The task:
Identify the lines that contain the string "name" and copy all of them.

BEGIN Material provided

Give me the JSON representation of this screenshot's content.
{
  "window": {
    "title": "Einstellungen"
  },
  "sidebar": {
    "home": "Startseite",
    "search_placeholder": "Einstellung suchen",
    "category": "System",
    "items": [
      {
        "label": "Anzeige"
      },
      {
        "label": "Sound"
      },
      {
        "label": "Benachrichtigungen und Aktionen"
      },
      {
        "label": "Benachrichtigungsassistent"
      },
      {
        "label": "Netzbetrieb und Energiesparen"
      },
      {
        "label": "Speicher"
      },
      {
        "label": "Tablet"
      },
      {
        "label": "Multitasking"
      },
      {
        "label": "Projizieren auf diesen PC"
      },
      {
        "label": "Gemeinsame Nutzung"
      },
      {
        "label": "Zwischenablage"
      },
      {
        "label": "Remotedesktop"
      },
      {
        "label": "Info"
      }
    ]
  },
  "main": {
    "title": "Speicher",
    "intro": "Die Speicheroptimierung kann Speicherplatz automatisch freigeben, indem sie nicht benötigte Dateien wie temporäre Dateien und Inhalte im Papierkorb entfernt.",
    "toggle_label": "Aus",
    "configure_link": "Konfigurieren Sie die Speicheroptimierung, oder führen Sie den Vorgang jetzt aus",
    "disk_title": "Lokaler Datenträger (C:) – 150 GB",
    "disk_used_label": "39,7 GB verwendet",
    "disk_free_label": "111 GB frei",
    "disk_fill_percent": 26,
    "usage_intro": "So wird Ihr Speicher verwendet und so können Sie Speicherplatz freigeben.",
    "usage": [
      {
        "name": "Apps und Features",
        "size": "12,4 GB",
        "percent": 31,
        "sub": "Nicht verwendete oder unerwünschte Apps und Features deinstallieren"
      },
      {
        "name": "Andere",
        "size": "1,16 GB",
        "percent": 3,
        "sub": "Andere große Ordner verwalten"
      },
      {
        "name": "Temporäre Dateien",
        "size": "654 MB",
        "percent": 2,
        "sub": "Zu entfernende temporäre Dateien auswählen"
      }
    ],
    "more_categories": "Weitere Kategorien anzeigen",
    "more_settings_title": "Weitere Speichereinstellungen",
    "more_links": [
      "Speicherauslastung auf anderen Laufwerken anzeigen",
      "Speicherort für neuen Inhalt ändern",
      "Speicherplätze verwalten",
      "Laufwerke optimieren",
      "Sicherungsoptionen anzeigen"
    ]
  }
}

END Material provided

Written solution:
        "name": "Apps und Features",
        "name": "Andere",
        "name": "Temporäre Dateien",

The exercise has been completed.